§ Work to complete
Could you retype every line of the material below exactly as it appears, without changing anything?

Extracted material
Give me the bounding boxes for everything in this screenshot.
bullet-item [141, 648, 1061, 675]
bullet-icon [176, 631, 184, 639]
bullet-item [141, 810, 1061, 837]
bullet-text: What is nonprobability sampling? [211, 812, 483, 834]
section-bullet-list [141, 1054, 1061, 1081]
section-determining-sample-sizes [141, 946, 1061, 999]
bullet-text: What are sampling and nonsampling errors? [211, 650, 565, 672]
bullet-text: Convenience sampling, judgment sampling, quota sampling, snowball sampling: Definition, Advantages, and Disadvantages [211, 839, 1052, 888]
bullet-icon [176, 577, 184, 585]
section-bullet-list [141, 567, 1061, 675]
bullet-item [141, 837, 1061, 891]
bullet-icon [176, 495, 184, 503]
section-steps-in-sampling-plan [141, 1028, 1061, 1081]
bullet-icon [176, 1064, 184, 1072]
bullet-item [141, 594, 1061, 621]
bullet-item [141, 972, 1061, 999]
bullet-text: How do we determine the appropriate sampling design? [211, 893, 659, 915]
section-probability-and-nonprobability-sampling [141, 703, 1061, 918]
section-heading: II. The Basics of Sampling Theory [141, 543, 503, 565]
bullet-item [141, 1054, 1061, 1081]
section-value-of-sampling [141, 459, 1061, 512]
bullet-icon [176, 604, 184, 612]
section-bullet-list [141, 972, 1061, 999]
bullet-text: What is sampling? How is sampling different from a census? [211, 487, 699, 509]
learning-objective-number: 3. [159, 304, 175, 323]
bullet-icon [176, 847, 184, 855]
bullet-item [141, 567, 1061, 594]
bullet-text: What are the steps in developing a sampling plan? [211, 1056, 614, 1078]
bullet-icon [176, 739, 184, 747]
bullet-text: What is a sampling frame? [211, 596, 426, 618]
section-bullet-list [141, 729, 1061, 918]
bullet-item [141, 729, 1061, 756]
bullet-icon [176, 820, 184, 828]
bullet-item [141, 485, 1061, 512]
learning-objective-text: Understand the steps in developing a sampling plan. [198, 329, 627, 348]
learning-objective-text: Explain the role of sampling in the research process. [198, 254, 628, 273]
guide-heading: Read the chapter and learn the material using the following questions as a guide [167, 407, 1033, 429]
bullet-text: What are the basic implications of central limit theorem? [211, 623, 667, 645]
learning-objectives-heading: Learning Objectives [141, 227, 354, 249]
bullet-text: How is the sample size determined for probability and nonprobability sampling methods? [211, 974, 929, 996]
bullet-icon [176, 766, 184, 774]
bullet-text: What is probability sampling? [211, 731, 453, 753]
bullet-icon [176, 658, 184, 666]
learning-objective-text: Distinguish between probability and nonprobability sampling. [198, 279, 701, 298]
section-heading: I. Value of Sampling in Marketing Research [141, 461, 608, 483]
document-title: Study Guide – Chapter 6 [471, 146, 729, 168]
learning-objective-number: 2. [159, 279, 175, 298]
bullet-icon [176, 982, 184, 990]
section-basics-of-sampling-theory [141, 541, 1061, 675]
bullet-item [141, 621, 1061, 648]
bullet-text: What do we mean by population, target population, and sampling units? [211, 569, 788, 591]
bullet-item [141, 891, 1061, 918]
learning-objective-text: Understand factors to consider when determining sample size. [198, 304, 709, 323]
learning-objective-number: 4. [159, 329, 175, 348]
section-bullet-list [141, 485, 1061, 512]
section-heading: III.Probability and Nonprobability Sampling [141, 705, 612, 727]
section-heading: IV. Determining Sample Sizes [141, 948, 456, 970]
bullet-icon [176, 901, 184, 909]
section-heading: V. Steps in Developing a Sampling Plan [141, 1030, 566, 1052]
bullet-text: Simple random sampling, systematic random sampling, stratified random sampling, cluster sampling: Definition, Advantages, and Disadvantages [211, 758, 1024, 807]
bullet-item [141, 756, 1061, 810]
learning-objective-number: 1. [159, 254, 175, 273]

§ Response for this exercise
Give me the bounding boxes for everything in this screenshot.
bullet-item [141, 648, 1061, 675]
bullet-icon [176, 631, 184, 639]
bullet-item [141, 810, 1061, 837]
bullet-text: What is nonprobability sampling? [211, 812, 483, 834]
section-bullet-list [141, 1054, 1061, 1081]
section-determining-sample-sizes [141, 946, 1061, 999]
bullet-text: What are sampling and nonsampling errors? [211, 650, 565, 672]
bullet-text: Convenience sampling, judgment sampling, quota sampling, snowball sampling: Definition, Advantages, and Disadvantages [211, 839, 1052, 888]
bullet-icon [176, 577, 184, 585]
section-bullet-list [141, 567, 1061, 675]
bullet-item [141, 837, 1061, 891]
bullet-icon [176, 495, 184, 503]
section-steps-in-sampling-plan [141, 1028, 1061, 1081]
bullet-icon [176, 1064, 184, 1072]
bullet-item [141, 594, 1061, 621]
bullet-item [141, 972, 1061, 999]
bullet-text: How do we determine the appropriate sampling design? [211, 893, 659, 915]
section-probability-and-nonprobability-sampling [141, 703, 1061, 918]
section-heading: II. The Basics of Sampling Theory [141, 543, 503, 565]
bullet-item [141, 1054, 1061, 1081]
section-value-of-sampling [141, 459, 1061, 512]
bullet-icon [176, 604, 184, 612]
section-bullet-list [141, 972, 1061, 999]
bullet-text: What is sampling? How is sampling different from a census? [211, 487, 699, 509]
learning-objective-number: 3. [159, 304, 175, 323]
bullet-icon [176, 847, 184, 855]
bullet-item [141, 567, 1061, 594]
bullet-text: What are the steps in developing a sampling plan? [211, 1056, 614, 1078]
bullet-icon [176, 739, 184, 747]
bullet-text: What is a sampling frame? [211, 596, 426, 618]
section-bullet-list [141, 729, 1061, 918]
bullet-item [141, 729, 1061, 756]
bullet-icon [176, 820, 184, 828]
bullet-item [141, 485, 1061, 512]
learning-objective-text: Understand the steps in developing a sampling plan. [198, 329, 627, 348]
learning-objective-text: Explain the role of sampling in the research process. [198, 254, 628, 273]
guide-heading: Read the chapter and learn the material using the following questions as a guide [167, 407, 1033, 429]
bullet-text: What are the basic implications of central limit theorem? [211, 623, 667, 645]
learning-objectives-heading: Learning Objectives [141, 227, 354, 249]
bullet-text: How is the sample size determined for probability and nonprobability sampling methods? [211, 974, 929, 996]
bullet-icon [176, 766, 184, 774]
bullet-text: What is probability sampling? [211, 731, 453, 753]
bullet-icon [176, 658, 184, 666]
learning-objective-text: Distinguish between probability and nonprobability sampling. [198, 279, 701, 298]
section-heading: I. Value of Sampling in Marketing Research [141, 461, 608, 483]
document-title: Study Guide – Chapter 6 [471, 146, 729, 168]
learning-objective-number: 2. [159, 279, 175, 298]
bullet-icon [176, 982, 184, 990]
section-basics-of-sampling-theory [141, 541, 1061, 675]
bullet-item [141, 621, 1061, 648]
bullet-text: What do we mean by population, target population, and sampling units? [211, 569, 788, 591]
bullet-item [141, 891, 1061, 918]
learning-objective-text: Understand factors to consider when determining sample size. [198, 304, 709, 323]
learning-objective-number: 4. [159, 329, 175, 348]
section-bullet-list [141, 485, 1061, 512]
section-heading: III.Probability and Nonprobability Sampling [141, 705, 612, 727]
section-heading: IV. Determining Sample Sizes [141, 948, 456, 970]
bullet-icon [176, 901, 184, 909]
section-heading: V. Steps in Developing a Sampling Plan [141, 1030, 566, 1052]
bullet-text: Simple random sampling, systematic random sampling, stratified random sampling, cluster sampling: Definition, Advantages, and Disadvantages [211, 758, 1024, 807]
bullet-item [141, 756, 1061, 810]
learning-objective-number: 1. [159, 254, 175, 273]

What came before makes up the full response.